### Objective
Say how many lines of the listing below contain "More", giving the number and nothing else.
**** Stored records
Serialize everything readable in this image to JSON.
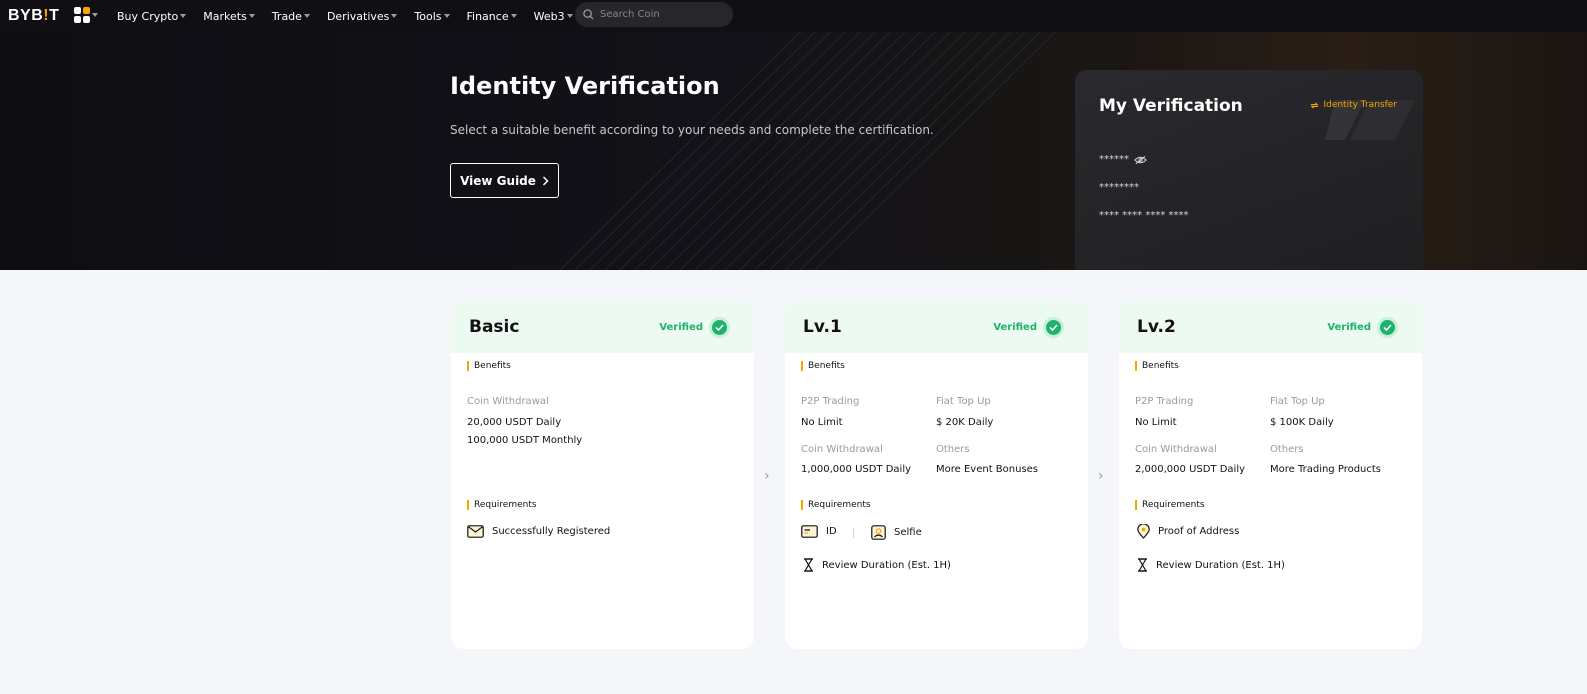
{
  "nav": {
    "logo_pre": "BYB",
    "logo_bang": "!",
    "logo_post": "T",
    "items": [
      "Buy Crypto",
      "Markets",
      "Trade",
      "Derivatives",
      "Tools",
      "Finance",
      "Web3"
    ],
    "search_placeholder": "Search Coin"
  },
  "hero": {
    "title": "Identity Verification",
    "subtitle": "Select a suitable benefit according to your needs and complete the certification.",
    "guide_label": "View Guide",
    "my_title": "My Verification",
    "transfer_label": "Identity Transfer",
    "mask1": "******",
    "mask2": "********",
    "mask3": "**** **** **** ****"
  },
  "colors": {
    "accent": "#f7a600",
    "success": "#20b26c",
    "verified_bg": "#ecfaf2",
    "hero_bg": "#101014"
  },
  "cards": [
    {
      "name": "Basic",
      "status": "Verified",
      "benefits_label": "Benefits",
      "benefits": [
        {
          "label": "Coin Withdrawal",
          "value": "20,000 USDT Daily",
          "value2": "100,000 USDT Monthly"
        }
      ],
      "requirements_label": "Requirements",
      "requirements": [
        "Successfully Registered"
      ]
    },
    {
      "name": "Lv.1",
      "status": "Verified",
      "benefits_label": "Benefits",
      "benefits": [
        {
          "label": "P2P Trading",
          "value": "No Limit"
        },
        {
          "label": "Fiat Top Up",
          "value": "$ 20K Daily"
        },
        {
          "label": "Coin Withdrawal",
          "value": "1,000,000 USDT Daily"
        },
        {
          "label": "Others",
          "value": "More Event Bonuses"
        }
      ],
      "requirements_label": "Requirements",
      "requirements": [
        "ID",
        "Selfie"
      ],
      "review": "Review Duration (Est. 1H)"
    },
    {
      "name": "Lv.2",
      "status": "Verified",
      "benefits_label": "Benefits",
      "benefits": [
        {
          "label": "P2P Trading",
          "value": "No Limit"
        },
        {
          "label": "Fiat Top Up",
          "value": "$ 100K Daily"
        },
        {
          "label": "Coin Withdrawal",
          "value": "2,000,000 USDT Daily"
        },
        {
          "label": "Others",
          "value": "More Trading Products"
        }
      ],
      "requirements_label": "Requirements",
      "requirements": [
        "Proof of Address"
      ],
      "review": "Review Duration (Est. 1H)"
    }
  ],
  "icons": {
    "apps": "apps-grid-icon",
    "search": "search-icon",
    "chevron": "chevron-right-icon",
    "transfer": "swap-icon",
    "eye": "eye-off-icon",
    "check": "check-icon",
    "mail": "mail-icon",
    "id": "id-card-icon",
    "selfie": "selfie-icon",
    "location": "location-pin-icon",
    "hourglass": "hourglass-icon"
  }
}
********
### In response
2